Task =
Condense the paragraph beginning "Participatory Disease Searching and Response" in the bird flu report below into a short list that keeps its main facts.

Text for analysis =
January 19, 2010

 

Indonesia remains at risk amid lesser bird flu outbreaks

 

 

Health specialists warn that the risk of bird flu remains high despite having fewer cases reported in Indonesia.

 

Health Minister Endang Rahayu Sedyaningsih said effective surveillance and measures to control the disease in poultry had contributed to the decrease.

 

Agus Wiyono, director of animal health at Indonesia's Agriculture Ministry, said there had been no major outbreaks of bird flu in fowl over the past three years.

 

Participatory Disease Searching and Response (PDSR) teams were working to monitor and report cases of bird flu in 70,000 villages, with real-time data available in 10,000 villages, Wiyono said.

 

Only two of the country's 33 provinces - North Maluku and Gorontalo - are free from bird flu, while West Kalimantan will soon be declared bird-flu free, he said.

 

The UN Food and Agriculture Organization (FAO) reported that 134 villages under surveillance were positive for H5N1 in poultry in October 2009, and the virus was endemic on Java, Sumatra and Sulawesi islands, according to WHO.

 

However, Chairil Anwar Nidom, a microbiologist at Universitas Airlangga in Surabaya, the provincial capital of East Java Province, cast doubt on the effectiveness of the reporting system.

 

In 2007, backyard chickens were banned in the capital Jakarta and authorities announced plans to relocate poultry farms and slaughterhouses from the city by April this year.

Dataset content =
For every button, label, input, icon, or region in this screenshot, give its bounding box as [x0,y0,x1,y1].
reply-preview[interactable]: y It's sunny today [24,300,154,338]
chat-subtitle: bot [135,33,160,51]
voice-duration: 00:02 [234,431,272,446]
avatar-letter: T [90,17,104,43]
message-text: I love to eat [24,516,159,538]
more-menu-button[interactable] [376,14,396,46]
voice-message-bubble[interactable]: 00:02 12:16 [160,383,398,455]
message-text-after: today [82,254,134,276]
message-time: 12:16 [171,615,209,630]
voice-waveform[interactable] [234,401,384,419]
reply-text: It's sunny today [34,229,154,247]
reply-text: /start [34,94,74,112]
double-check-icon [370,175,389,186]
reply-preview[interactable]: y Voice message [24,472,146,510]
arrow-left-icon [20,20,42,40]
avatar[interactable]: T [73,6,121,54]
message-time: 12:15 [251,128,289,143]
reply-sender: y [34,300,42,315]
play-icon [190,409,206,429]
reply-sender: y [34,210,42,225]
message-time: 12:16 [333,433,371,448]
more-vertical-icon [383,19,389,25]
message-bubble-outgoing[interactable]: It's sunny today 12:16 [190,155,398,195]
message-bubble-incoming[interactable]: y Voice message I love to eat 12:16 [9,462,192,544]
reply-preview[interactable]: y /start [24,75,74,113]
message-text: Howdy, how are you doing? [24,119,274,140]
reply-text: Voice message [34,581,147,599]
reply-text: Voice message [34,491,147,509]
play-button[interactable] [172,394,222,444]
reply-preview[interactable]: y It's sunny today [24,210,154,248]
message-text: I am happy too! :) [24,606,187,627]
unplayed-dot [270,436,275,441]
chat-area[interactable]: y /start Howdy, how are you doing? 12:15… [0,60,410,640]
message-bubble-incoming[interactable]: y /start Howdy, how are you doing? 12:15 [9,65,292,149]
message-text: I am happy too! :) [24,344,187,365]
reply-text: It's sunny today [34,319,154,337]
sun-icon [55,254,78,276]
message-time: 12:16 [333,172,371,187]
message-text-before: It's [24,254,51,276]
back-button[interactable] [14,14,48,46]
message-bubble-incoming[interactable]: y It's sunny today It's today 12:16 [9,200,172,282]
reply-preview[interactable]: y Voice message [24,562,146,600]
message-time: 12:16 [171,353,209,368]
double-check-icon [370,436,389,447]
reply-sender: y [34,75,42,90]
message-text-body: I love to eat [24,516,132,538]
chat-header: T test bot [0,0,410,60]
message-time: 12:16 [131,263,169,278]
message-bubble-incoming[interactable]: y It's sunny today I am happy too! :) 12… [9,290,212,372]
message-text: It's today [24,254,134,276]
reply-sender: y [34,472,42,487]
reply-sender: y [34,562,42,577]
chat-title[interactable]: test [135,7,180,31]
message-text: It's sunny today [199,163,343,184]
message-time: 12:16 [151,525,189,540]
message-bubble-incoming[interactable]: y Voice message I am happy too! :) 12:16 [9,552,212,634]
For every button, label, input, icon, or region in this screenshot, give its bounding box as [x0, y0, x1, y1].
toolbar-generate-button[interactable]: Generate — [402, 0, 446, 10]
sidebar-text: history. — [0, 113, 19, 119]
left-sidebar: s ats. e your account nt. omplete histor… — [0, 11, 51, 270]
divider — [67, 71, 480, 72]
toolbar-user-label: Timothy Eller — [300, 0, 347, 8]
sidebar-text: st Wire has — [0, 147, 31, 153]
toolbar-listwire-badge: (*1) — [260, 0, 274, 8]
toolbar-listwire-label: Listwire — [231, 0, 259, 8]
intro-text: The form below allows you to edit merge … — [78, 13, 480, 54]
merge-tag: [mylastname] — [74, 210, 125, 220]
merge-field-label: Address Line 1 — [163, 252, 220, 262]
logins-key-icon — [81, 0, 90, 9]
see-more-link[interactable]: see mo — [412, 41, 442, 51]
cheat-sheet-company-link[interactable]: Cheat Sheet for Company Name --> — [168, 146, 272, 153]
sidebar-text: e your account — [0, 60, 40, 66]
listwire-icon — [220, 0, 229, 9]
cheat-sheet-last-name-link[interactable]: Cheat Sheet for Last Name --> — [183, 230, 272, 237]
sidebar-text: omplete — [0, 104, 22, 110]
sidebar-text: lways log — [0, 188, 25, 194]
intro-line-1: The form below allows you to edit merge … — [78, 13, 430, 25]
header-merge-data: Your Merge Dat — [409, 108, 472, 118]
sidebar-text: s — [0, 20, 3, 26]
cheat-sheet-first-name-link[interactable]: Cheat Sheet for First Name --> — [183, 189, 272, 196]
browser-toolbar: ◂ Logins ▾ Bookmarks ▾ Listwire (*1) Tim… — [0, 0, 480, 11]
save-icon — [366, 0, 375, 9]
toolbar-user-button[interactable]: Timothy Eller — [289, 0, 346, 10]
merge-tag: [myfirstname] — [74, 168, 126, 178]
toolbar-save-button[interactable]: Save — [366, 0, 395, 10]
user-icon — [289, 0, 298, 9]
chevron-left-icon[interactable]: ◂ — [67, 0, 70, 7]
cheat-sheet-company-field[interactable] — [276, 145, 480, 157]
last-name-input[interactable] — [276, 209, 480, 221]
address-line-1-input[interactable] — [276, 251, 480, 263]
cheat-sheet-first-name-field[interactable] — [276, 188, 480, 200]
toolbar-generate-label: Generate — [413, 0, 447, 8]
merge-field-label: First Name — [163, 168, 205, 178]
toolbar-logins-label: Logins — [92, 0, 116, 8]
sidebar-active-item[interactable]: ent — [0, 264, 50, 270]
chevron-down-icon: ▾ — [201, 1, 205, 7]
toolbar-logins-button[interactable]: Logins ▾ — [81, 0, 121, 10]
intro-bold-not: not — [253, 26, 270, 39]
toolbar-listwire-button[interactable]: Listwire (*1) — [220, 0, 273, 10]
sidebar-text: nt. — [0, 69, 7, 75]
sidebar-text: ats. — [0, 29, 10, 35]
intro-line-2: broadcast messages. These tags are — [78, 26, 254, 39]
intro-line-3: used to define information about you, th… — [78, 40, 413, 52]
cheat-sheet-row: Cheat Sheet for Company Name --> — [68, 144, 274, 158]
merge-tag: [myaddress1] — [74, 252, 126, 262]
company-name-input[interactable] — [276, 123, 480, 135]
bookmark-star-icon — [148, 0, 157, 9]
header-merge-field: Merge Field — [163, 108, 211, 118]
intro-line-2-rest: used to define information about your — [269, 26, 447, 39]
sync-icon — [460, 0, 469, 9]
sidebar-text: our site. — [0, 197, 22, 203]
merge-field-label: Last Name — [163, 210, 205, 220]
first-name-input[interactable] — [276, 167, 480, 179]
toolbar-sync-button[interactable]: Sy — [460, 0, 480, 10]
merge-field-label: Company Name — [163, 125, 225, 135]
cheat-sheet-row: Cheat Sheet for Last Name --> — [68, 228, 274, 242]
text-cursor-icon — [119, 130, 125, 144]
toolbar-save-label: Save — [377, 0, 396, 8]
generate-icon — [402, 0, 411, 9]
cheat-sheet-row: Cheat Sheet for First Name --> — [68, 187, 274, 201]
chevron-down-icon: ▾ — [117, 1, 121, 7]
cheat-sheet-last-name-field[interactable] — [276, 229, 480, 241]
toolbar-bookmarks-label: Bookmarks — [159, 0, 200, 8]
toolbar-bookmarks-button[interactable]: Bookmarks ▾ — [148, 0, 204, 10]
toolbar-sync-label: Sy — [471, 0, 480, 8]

Result for this task =
- Participatory Disease Searching and Response (PDSR) teams monitor and report bird flu cases in 70,000 villages.
- Real-time data is available in 10,000 of those villages.
- Source: Agus Wiyono.